— start Information shown —
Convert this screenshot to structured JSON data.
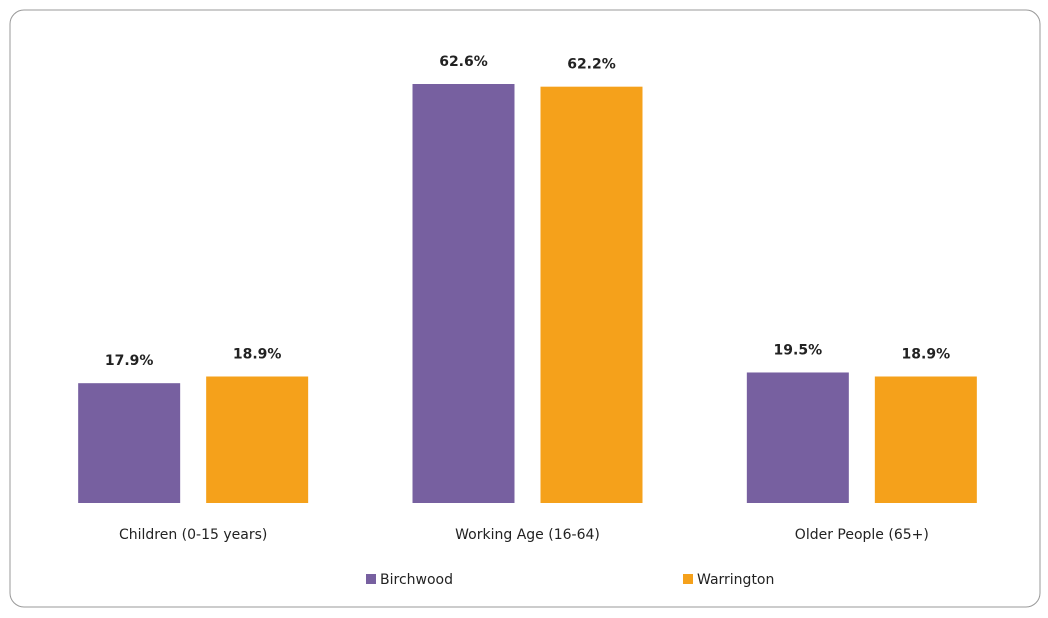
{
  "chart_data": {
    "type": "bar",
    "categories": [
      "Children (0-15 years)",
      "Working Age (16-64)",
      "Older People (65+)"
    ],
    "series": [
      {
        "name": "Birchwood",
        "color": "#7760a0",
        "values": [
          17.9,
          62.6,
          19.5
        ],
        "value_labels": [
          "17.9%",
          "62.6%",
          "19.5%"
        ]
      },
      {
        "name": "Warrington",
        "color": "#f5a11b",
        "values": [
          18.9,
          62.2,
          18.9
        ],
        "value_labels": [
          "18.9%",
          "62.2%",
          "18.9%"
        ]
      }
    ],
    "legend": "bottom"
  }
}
— end Information shown —
▸ **The task**
Reproduce every record above exactly, omitting the pictures.

▸ **Solution for this exercise**
Convert this screenshot to structured JSON data.
{
  "chart_data": {
    "type": "bar",
    "categories": [
      "Children (0-15 years)",
      "Working Age (16-64)",
      "Older People (65+)"
    ],
    "series": [
      {
        "name": "Birchwood",
        "color": "#7760a0",
        "values": [
          17.9,
          62.6,
          19.5
        ],
        "value_labels": [
          "17.9%",
          "62.6%",
          "19.5%"
        ]
      },
      {
        "name": "Warrington",
        "color": "#f5a11b",
        "values": [
          18.9,
          62.2,
          18.9
        ],
        "value_labels": [
          "18.9%",
          "62.2%",
          "18.9%"
        ]
      }
    ],
    "legend": "bottom"
  }
}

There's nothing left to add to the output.